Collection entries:
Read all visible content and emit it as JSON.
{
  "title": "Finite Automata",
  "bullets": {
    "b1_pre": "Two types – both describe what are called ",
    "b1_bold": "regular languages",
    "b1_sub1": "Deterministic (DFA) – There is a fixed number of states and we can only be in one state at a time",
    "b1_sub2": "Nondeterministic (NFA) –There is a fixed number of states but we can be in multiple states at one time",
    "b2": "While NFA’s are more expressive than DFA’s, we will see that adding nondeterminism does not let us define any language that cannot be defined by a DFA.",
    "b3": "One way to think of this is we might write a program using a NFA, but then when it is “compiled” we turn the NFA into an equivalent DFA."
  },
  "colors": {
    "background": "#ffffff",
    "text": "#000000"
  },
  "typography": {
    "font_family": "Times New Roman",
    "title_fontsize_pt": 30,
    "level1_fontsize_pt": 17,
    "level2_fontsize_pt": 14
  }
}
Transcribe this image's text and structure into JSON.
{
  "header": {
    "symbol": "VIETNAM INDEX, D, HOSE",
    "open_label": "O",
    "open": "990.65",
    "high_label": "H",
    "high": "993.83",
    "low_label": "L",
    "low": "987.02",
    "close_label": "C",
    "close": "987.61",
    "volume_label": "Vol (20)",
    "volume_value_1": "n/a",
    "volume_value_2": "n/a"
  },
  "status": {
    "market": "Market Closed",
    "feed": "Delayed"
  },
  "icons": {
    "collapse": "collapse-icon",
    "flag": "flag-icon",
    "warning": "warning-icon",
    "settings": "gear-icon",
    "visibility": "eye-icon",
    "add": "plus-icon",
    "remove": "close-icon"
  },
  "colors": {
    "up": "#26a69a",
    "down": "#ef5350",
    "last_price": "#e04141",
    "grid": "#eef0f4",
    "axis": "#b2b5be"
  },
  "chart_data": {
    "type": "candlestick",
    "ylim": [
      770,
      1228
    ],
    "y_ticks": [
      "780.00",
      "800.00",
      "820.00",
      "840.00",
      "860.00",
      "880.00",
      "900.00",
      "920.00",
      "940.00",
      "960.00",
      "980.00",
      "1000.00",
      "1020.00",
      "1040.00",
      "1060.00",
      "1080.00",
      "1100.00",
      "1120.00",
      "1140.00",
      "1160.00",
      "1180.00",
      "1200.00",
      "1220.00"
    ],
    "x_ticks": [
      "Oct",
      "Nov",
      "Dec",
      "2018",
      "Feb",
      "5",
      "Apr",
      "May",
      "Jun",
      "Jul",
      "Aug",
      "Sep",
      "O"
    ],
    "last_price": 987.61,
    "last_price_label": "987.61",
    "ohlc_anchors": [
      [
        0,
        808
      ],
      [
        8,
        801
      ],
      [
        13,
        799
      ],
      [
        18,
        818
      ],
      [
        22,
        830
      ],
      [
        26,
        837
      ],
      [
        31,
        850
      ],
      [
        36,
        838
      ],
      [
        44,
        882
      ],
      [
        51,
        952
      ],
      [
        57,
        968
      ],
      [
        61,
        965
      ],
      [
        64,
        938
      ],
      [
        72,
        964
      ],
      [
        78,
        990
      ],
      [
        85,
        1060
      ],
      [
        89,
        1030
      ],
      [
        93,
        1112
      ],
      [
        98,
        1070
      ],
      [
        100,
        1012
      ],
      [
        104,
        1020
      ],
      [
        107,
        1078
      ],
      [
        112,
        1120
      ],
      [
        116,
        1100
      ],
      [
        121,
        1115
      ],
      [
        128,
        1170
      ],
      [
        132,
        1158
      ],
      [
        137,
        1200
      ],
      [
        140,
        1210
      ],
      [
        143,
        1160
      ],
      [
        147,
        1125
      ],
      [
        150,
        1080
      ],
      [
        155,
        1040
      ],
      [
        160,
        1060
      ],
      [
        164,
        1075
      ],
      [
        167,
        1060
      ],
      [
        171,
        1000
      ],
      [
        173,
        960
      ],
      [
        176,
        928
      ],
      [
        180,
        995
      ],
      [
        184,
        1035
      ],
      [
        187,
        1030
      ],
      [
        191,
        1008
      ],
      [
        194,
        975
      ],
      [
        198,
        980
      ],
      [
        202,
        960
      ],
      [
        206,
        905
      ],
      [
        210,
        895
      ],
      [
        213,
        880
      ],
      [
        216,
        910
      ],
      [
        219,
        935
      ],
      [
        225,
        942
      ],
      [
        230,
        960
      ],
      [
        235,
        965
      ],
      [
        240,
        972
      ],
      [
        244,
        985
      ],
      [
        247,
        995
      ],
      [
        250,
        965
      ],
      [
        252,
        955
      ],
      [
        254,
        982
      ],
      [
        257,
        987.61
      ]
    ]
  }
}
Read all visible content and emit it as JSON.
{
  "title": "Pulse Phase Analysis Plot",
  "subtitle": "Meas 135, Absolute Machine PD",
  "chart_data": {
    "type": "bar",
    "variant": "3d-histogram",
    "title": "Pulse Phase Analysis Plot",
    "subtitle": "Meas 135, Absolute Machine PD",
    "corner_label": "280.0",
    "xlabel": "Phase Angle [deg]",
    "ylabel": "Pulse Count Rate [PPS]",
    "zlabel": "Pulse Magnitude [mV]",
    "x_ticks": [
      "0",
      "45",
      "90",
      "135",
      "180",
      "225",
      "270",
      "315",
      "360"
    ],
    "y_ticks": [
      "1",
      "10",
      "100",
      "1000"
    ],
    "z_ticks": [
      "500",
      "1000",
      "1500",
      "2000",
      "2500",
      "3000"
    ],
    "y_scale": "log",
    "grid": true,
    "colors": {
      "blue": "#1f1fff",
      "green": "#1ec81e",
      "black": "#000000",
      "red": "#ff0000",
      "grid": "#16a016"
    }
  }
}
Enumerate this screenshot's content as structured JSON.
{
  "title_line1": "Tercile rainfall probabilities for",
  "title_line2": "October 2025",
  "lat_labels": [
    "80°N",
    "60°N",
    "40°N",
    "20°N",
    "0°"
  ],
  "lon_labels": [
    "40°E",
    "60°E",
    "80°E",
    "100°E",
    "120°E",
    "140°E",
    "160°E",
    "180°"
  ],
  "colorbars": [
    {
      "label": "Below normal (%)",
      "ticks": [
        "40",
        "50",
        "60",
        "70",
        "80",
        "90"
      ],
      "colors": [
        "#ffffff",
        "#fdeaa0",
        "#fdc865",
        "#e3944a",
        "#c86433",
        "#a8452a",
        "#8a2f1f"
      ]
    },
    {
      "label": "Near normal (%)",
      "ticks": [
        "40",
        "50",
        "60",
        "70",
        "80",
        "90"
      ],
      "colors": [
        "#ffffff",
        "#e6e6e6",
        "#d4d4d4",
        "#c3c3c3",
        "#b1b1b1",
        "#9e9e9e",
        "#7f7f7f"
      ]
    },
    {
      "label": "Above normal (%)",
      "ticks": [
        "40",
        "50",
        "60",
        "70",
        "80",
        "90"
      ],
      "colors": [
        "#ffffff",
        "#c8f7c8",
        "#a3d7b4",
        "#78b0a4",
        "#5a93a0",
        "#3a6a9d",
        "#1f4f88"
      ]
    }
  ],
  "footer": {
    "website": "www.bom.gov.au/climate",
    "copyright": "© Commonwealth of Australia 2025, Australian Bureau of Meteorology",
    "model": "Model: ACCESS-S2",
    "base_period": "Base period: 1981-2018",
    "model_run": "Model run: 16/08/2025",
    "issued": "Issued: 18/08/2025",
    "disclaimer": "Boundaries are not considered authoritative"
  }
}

## Task statement
Extract every line above that contains the word "subtitle".

## Response to this task
  "subtitle": "Meas 135, Absolute Machine PD",
    "subtitle": "Meas 135, Absolute Machine PD",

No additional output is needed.